--- Start Listed entries ---
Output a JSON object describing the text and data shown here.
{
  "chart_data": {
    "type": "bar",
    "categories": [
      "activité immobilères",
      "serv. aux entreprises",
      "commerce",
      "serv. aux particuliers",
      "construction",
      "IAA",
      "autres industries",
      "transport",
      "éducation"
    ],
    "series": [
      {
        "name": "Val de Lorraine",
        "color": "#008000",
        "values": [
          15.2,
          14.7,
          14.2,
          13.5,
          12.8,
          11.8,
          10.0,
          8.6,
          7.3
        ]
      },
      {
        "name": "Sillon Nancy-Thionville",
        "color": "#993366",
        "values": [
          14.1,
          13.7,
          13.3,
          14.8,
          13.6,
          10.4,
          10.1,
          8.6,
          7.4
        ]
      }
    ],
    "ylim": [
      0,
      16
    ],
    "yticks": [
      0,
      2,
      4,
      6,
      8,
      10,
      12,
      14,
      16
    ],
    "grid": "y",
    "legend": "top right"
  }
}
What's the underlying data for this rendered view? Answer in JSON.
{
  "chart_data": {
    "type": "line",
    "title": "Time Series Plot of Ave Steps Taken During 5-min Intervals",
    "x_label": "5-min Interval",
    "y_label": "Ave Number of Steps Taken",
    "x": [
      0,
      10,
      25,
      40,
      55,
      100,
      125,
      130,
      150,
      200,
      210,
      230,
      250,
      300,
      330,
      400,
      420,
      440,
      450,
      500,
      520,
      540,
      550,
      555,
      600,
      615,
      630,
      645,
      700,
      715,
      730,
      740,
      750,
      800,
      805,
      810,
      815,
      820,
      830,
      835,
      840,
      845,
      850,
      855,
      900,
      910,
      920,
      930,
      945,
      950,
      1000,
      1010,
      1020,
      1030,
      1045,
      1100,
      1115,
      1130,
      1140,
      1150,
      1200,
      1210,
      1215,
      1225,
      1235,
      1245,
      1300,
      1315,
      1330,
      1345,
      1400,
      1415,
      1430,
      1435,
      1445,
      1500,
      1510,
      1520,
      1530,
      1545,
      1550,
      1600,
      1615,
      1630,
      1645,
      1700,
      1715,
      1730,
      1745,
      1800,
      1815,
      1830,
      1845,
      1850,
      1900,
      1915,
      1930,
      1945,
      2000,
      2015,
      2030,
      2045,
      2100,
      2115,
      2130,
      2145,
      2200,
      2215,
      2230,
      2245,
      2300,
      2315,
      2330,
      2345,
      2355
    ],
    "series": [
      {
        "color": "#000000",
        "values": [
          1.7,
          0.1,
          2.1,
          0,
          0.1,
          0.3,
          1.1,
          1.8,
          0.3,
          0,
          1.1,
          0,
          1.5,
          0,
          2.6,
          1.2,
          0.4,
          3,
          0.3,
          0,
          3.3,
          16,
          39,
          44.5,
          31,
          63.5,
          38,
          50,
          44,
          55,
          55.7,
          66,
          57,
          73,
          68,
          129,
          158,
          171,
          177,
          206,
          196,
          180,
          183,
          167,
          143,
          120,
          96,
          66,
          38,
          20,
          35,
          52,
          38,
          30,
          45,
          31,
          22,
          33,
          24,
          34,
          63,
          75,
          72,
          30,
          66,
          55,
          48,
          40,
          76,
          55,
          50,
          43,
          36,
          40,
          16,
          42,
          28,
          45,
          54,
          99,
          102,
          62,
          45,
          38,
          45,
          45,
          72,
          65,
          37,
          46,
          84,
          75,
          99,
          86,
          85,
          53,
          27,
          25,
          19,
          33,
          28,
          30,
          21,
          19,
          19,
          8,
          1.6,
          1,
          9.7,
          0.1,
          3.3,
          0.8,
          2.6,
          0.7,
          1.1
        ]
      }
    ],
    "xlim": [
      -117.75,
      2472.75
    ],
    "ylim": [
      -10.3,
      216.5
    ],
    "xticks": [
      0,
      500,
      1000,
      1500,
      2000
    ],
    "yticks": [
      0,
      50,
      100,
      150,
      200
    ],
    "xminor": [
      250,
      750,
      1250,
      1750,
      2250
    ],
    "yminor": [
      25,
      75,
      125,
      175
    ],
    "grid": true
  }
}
--- End Listed entries ---
▸ **Stated exercise**
Print the material once more, exactly.

▸ **Expected output**
Output a JSON object describing the text and data shown here.
{
  "chart_data": {
    "type": "bar",
    "categories": [
      "activité immobilères",
      "serv. aux entreprises",
      "commerce",
      "serv. aux particuliers",
      "construction",
      "IAA",
      "autres industries",
      "transport",
      "éducation"
    ],
    "series": [
      {
        "name": "Val de Lorraine",
        "color": "#008000",
        "values": [
          15.2,
          14.7,
          14.2,
          13.5,
          12.8,
          11.8,
          10.0,
          8.6,
          7.3
        ]
      },
      {
        "name": "Sillon Nancy-Thionville",
        "color": "#993366",
        "values": [
          14.1,
          13.7,
          13.3,
          14.8,
          13.6,
          10.4,
          10.1,
          8.6,
          7.4
        ]
      }
    ],
    "ylim": [
      0,
      16
    ],
    "yticks": [
      0,
      2,
      4,
      6,
      8,
      10,
      12,
      14,
      16
    ],
    "grid": "y",
    "legend": "top right"
  }
}
What's the underlying data for this rendered view? Answer in JSON.
{
  "chart_data": {
    "type": "line",
    "title": "Time Series Plot of Ave Steps Taken During 5-min Intervals",
    "x_label": "5-min Interval",
    "y_label": "Ave Number of Steps Taken",
    "x": [
      0,
      10,
      25,
      40,
      55,
      100,
      125,
      130,
      150,
      200,
      210,
      230,
      250,
      300,
      330,
      400,
      420,
      440,
      450,
      500,
      520,
      540,
      550,
      555,
      600,
      615,
      630,
      645,
      700,
      715,
      730,
      740,
      750,
      800,
      805,
      810,
      815,
      820,
      830,
      835,
      840,
      845,
      850,
      855,
      900,
      910,
      920,
      930,
      945,
      950,
      1000,
      1010,
      1020,
      1030,
      1045,
      1100,
      1115,
      1130,
      1140,
      1150,
      1200,
      1210,
      1215,
      1225,
      1235,
      1245,
      1300,
      1315,
      1330,
      1345,
      1400,
      1415,
      1430,
      1435,
      1445,
      1500,
      1510,
      1520,
      1530,
      1545,
      1550,
      1600,
      1615,
      1630,
      1645,
      1700,
      1715,
      1730,
      1745,
      1800,
      1815,
      1830,
      1845,
      1850,
      1900,
      1915,
      1930,
      1945,
      2000,
      2015,
      2030,
      2045,
      2100,
      2115,
      2130,
      2145,
      2200,
      2215,
      2230,
      2245,
      2300,
      2315,
      2330,
      2345,
      2355
    ],
    "series": [
      {
        "color": "#000000",
        "values": [
          1.7,
          0.1,
          2.1,
          0,
          0.1,
          0.3,
          1.1,
          1.8,
          0.3,
          0,
          1.1,
          0,
          1.5,
          0,
          2.6,
          1.2,
          0.4,
          3,
          0.3,
          0,
          3.3,
          16,
          39,
          44.5,
          31,
          63.5,
          38,
          50,
          44,
          55,
          55.7,
          66,
          57,
          73,
          68,
          129,
          158,
          171,
          177,
          206,
          196,
          180,
          183,
          167,
          143,
          120,
          96,
          66,
          38,
          20,
          35,
          52,
          38,
          30,
          45,
          31,
          22,
          33,
          24,
          34,
          63,
          75,
          72,
          30,
          66,
          55,
          48,
          40,
          76,
          55,
          50,
          43,
          36,
          40,
          16,
          42,
          28,
          45,
          54,
          99,
          102,
          62,
          45,
          38,
          45,
          45,
          72,
          65,
          37,
          46,
          84,
          75,
          99,
          86,
          85,
          53,
          27,
          25,
          19,
          33,
          28,
          30,
          21,
          19,
          19,
          8,
          1.6,
          1,
          9.7,
          0.1,
          3.3,
          0.8,
          2.6,
          0.7,
          1.1
        ]
      }
    ],
    "xlim": [
      -117.75,
      2472.75
    ],
    "ylim": [
      -10.3,
      216.5
    ],
    "xticks": [
      0,
      500,
      1000,
      1500,
      2000
    ],
    "yticks": [
      0,
      50,
      100,
      150,
      200
    ],
    "xminor": [
      250,
      750,
      1250,
      1750,
      2250
    ],
    "yminor": [
      25,
      75,
      125,
      175
    ],
    "grid": true
  }
}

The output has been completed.